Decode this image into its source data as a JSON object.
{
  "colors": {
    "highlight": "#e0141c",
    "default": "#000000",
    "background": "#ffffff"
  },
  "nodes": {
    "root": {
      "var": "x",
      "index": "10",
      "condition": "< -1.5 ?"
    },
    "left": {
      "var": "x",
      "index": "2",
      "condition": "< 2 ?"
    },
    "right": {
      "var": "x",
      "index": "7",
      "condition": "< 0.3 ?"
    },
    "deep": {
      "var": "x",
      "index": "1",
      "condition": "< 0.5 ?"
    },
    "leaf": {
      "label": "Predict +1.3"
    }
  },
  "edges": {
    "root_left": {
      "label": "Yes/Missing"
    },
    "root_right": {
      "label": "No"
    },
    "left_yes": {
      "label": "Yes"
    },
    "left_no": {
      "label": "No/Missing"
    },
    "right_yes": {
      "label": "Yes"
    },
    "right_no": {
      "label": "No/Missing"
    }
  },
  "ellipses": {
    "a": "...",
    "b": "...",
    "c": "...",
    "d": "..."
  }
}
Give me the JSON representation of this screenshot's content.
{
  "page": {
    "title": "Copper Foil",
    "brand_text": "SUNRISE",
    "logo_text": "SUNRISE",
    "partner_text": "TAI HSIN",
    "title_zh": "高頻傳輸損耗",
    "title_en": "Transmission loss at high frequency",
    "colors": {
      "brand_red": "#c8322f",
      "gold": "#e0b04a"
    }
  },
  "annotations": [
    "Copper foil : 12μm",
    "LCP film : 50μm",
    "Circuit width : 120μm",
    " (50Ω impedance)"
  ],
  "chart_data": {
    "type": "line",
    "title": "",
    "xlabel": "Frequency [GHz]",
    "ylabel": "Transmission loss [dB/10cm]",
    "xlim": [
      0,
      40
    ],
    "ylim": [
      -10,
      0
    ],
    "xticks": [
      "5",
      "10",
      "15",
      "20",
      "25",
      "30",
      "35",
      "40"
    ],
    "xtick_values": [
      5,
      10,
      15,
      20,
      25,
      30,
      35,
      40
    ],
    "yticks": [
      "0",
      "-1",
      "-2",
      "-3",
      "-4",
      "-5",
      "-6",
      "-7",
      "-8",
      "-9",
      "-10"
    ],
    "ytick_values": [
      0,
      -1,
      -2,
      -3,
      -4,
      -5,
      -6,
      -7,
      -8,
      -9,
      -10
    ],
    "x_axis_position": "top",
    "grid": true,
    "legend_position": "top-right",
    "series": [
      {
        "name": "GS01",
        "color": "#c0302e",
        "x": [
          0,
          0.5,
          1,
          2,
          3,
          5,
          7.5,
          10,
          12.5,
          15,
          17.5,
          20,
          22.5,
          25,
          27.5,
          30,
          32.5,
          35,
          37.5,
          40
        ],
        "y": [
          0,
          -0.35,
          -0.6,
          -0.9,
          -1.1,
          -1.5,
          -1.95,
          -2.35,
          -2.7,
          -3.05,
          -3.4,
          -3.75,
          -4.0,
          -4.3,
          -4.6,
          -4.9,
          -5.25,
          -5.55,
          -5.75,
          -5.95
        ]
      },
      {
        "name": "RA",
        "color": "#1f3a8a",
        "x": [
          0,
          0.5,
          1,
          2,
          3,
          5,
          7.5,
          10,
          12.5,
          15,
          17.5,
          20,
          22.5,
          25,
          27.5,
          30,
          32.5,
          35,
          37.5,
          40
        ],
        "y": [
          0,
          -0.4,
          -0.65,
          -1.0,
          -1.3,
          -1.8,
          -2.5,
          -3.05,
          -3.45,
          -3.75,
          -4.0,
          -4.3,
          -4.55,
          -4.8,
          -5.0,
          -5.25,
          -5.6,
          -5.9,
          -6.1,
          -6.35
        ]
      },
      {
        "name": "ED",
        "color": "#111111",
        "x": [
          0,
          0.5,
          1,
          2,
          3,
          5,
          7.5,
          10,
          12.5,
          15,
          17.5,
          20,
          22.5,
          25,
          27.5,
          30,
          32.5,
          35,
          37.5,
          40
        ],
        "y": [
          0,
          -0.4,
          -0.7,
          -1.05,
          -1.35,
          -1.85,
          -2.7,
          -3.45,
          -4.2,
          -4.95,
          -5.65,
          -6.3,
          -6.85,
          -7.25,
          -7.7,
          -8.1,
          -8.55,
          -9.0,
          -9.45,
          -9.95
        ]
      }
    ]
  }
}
********
## [Problem to solve]
Pull every line containing "JSON" from the data.

## [Exercise result]
Decode this image into its source data as a JSON object.
Give me the JSON representation of this screenshot's content.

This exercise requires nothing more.